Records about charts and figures
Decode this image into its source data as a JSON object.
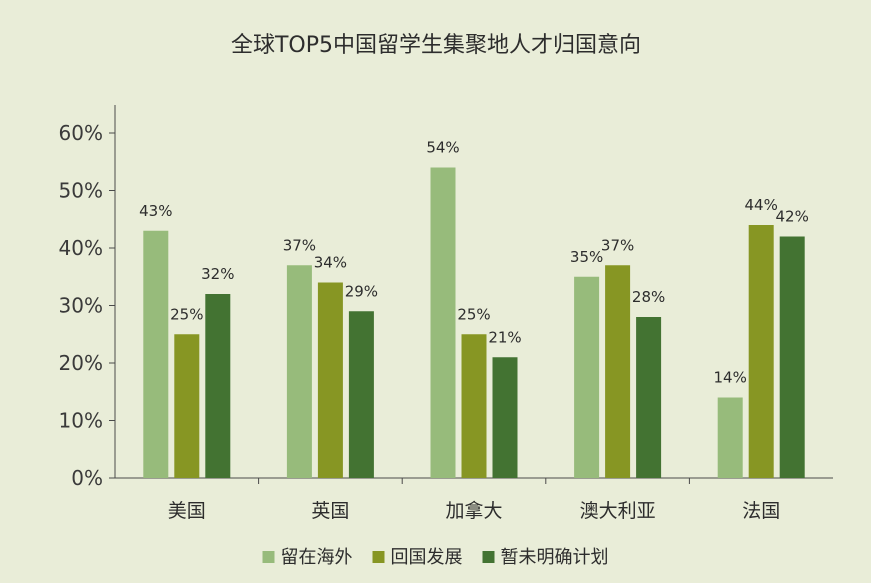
{
  "chart_data": {
    "type": "bar",
    "title": "全球TOP5中国留学生集聚地人才归国意向",
    "categories": [
      "美国",
      "英国",
      "加拿大",
      "澳大利亚",
      "法国"
    ],
    "series": [
      {
        "name": "留在海外",
        "values": [
          43,
          37,
          54,
          35,
          14
        ],
        "color": "#97bb7b"
      },
      {
        "name": "回国发展",
        "values": [
          25,
          34,
          25,
          37,
          44
        ],
        "color": "#879623"
      },
      {
        "name": "暂未明确计划",
        "values": [
          32,
          29,
          21,
          28,
          42
        ],
        "color": "#437332"
      }
    ],
    "ylim": [
      0,
      60
    ],
    "yticks": [
      0,
      10,
      20,
      30,
      40,
      50,
      60
    ],
    "ytick_labels": [
      "0%",
      "10%",
      "20%",
      "30%",
      "40%",
      "50%",
      "60%"
    ],
    "value_suffix": "%",
    "grid": false,
    "legend_position": "bottom",
    "colors": {
      "background": "#e9edd8",
      "axis": "#4a4a4a"
    }
  }
}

Instruction — Pictures in the records should not appear in your copy, but everything else must be transcribed exactly.

Correct response —
Decode this image into its source data as a JSON object.
{
  "chart_data": {
    "type": "bar",
    "title": "全球TOP5中国留学生集聚地人才归国意向",
    "categories": [
      "美国",
      "英国",
      "加拿大",
      "澳大利亚",
      "法国"
    ],
    "series": [
      {
        "name": "留在海外",
        "values": [
          43,
          37,
          54,
          35,
          14
        ],
        "color": "#97bb7b"
      },
      {
        "name": "回国发展",
        "values": [
          25,
          34,
          25,
          37,
          44
        ],
        "color": "#879623"
      },
      {
        "name": "暂未明确计划",
        "values": [
          32,
          29,
          21,
          28,
          42
        ],
        "color": "#437332"
      }
    ],
    "ylim": [
      0,
      60
    ],
    "yticks": [
      0,
      10,
      20,
      30,
      40,
      50,
      60
    ],
    "ytick_labels": [
      "0%",
      "10%",
      "20%",
      "30%",
      "40%",
      "50%",
      "60%"
    ],
    "value_suffix": "%",
    "grid": false,
    "legend_position": "bottom",
    "colors": {
      "background": "#e9edd8",
      "axis": "#4a4a4a"
    }
  }
}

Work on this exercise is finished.